The problem:
Return each line of the material verbatim.

#### Records for this task ####

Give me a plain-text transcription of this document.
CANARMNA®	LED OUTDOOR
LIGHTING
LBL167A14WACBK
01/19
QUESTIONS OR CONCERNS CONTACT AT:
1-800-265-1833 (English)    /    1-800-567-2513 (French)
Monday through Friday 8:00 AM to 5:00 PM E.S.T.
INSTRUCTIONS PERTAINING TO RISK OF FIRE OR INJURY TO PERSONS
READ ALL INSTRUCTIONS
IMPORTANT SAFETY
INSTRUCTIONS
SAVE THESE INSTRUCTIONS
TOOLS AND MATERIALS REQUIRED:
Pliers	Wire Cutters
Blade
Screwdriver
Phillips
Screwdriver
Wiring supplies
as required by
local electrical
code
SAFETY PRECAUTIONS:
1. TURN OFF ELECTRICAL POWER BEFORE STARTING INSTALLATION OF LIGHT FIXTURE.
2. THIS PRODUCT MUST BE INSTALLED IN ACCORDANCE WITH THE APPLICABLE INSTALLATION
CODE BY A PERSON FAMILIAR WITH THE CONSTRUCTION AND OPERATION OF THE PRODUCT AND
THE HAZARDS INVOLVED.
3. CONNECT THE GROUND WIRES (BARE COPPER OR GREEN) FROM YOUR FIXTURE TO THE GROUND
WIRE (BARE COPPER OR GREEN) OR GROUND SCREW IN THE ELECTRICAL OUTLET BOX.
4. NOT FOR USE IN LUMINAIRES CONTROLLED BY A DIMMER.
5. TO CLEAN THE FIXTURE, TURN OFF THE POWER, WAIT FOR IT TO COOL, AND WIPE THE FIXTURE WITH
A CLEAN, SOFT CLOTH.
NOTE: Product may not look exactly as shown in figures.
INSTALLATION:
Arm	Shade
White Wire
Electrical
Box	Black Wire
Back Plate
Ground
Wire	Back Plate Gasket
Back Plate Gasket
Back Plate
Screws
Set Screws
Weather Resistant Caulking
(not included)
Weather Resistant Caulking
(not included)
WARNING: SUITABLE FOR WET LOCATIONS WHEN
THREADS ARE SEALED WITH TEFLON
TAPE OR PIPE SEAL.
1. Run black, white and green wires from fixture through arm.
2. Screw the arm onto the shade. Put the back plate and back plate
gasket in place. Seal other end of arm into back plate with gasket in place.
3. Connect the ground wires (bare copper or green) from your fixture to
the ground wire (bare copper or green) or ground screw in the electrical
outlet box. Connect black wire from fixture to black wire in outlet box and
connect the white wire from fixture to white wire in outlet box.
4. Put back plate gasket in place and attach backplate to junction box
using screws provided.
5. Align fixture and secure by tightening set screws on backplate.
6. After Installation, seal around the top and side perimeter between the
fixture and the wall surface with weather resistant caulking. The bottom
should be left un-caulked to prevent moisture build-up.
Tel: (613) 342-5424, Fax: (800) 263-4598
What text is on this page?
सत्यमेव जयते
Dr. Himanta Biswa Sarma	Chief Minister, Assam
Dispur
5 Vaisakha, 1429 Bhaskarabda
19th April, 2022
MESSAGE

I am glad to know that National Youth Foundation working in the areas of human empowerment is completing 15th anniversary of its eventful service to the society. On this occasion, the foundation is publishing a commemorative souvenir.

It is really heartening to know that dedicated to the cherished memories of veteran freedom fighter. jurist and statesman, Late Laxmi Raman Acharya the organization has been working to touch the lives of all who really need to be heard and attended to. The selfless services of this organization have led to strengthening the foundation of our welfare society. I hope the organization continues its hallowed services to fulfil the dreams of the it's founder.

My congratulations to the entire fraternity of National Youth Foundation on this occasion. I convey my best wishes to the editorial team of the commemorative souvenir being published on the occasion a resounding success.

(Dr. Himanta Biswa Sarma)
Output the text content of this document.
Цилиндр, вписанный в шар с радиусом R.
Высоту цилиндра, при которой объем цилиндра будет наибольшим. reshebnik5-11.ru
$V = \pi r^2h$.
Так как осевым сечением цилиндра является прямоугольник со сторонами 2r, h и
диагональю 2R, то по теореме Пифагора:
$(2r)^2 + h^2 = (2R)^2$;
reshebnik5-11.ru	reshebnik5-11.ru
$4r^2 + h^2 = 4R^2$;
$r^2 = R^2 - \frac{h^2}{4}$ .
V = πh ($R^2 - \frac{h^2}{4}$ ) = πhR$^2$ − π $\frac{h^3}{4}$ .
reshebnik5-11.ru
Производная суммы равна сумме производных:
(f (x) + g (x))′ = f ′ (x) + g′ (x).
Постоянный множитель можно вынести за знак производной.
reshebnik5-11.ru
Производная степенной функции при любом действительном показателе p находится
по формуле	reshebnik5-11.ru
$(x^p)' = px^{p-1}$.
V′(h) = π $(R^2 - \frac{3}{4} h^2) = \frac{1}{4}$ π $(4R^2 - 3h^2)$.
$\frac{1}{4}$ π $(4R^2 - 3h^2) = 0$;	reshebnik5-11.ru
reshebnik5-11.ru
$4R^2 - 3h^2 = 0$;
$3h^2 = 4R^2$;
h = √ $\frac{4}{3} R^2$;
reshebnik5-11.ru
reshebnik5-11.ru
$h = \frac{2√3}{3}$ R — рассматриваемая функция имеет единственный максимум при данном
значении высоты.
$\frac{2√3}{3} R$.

####

Final result:
Give me a plain-text transcription of this document.
CANARMNA®	LED OUTDOOR
LIGHTING
LBL167A14WACBK
01/19
QUESTIONS OR CONCERNS CONTACT AT:
1-800-265-1833 (English)    /    1-800-567-2513 (French)
Monday through Friday 8:00 AM to 5:00 PM E.S.T.
INSTRUCTIONS PERTAINING TO RISK OF FIRE OR INJURY TO PERSONS
READ ALL INSTRUCTIONS
IMPORTANT SAFETY
INSTRUCTIONS
SAVE THESE INSTRUCTIONS
TOOLS AND MATERIALS REQUIRED:
Pliers	Wire Cutters
Blade
Screwdriver
Phillips
Screwdriver
Wiring supplies
as required by
local electrical
code
SAFETY PRECAUTIONS:
1. TURN OFF ELECTRICAL POWER BEFORE STARTING INSTALLATION OF LIGHT FIXTURE.
2. THIS PRODUCT MUST BE INSTALLED IN ACCORDANCE WITH THE APPLICABLE INSTALLATION
CODE BY A PERSON FAMILIAR WITH THE CONSTRUCTION AND OPERATION OF THE PRODUCT AND
THE HAZARDS INVOLVED.
3. CONNECT THE GROUND WIRES (BARE COPPER OR GREEN) FROM YOUR FIXTURE TO THE GROUND
WIRE (BARE COPPER OR GREEN) OR GROUND SCREW IN THE ELECTRICAL OUTLET BOX.
4. NOT FOR USE IN LUMINAIRES CONTROLLED BY A DIMMER.
5. TO CLEAN THE FIXTURE, TURN OFF THE POWER, WAIT FOR IT TO COOL, AND WIPE THE FIXTURE WITH
A CLEAN, SOFT CLOTH.
NOTE: Product may not look exactly as shown in figures.
INSTALLATION:
Arm	Shade
White Wire
Electrical
Box	Black Wire
Back Plate
Ground
Wire	Back Plate Gasket
Back Plate Gasket
Back Plate
Screws
Set Screws
Weather Resistant Caulking
(not included)
Weather Resistant Caulking
(not included)
WARNING: SUITABLE FOR WET LOCATIONS WHEN
THREADS ARE SEALED WITH TEFLON
TAPE OR PIPE SEAL.
1. Run black, white and green wires from fixture through arm.
2. Screw the arm onto the shade. Put the back plate and back plate
gasket in place. Seal other end of arm into back plate with gasket in place.
3. Connect the ground wires (bare copper or green) from your fixture to
the ground wire (bare copper or green) or ground screw in the electrical
outlet box. Connect black wire from fixture to black wire in outlet box and
connect the white wire from fixture to white wire in outlet box.
4. Put back plate gasket in place and attach backplate to junction box
using screws provided.
5. Align fixture and secure by tightening set screws on backplate.
6. After Installation, seal around the top and side perimeter between the
fixture and the wall surface with weather resistant caulking. The bottom
should be left un-caulked to prevent moisture build-up.
Tel: (613) 342-5424, Fax: (800) 263-4598
What text is on this page?
सत्यमेव जयते
Dr. Himanta Biswa Sarma	Chief Minister, Assam
Dispur
5 Vaisakha, 1429 Bhaskarabda
19th April, 2022
MESSAGE

I am glad to know that National Youth Foundation working in the areas of human empowerment is completing 15th anniversary of its eventful service to the society. On this occasion, the foundation is publishing a commemorative souvenir.

It is really heartening to know that dedicated to the cherished memories of veteran freedom fighter. jurist and statesman, Late Laxmi Raman Acharya the organization has been working to touch the lives of all who really need to be heard and attended to. The selfless services of this organization have led to strengthening the foundation of our welfare society. I hope the organization continues its hallowed services to fulfil the dreams of the it's founder.

My congratulations to the entire fraternity of National Youth Foundation on this occasion. I convey my best wishes to the editorial team of the commemorative souvenir being published on the occasion a resounding success.

(Dr. Himanta Biswa Sarma)
Output the text content of this document.
Цилиндр, вписанный в шар с радиусом R.
Высоту цилиндра, при которой объем цилиндра будет наибольшим. reshebnik5-11.ru
$V = \pi r^2h$.
Так как осевым сечением цилиндра является прямоугольник со сторонами 2r, h и
диагональю 2R, то по теореме Пифагора:
$(2r)^2 + h^2 = (2R)^2$;
reshebnik5-11.ru	reshebnik5-11.ru
$4r^2 + h^2 = 4R^2$;
$r^2 = R^2 - \frac{h^2}{4}$ .
V = πh ($R^2 - \frac{h^2}{4}$ ) = πhR$^2$ − π $\frac{h^3}{4}$ .
reshebnik5-11.ru
Производная суммы равна сумме производных:
(f (x) + g (x))′ = f ′ (x) + g′ (x).
Постоянный множитель можно вынести за знак производной.
reshebnik5-11.ru
Производная степенной функции при любом действительном показателе p находится
по формуле	reshebnik5-11.ru
$(x^p)' = px^{p-1}$.
V′(h) = π $(R^2 - \frac{3}{4} h^2) = \frac{1}{4}$ π $(4R^2 - 3h^2)$.
$\frac{1}{4}$ π $(4R^2 - 3h^2) = 0$;	reshebnik5-11.ru
reshebnik5-11.ru
$4R^2 - 3h^2 = 0$;
$3h^2 = 4R^2$;
h = √ $\frac{4}{3} R^2$;
reshebnik5-11.ru
reshebnik5-11.ru
$h = \frac{2√3}{3}$ R — рассматриваемая функция имеет единственный максимум при данном
значении высоты.
$\frac{2√3}{3} R$.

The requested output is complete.